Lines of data
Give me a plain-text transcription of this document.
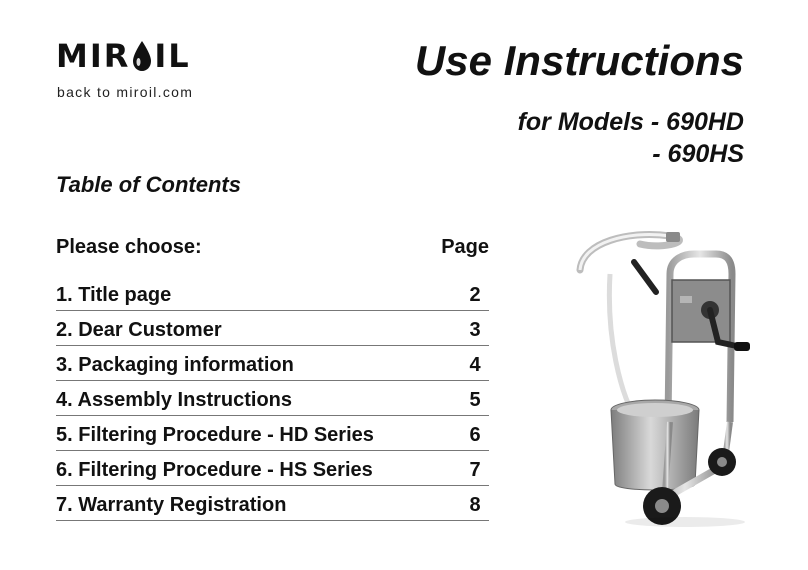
MIR IL
back to miroil.com
Use Instructions
for Models - 690HD
- 690HS
Table of Contents
Please choose:	Page
1. Title page	2
2. Dear Customer	3
3. Packaging information	4
4. Assembly Instructions	5
5. Filtering Procedure - HD Series	6
6. Filtering Procedure - HS Series	7
7. Warranty Registration	8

- [REQUIREMENT]: All entries must be written out again exactly as given, with no pictures in the copy.

- [RESULT OF THIS EXERCISE]:
Give me a plain-text transcription of this document.
MIR IL
back to miroil.com
Use Instructions
for Models - 690HD
- 690HS
Table of Contents
Please choose:	Page
1. Title page	2
2. Dear Customer	3
3. Packaging information	4
4. Assembly Instructions	5
5. Filtering Procedure - HD Series	6
6. Filtering Procedure - HS Series	7
7. Warranty Registration	8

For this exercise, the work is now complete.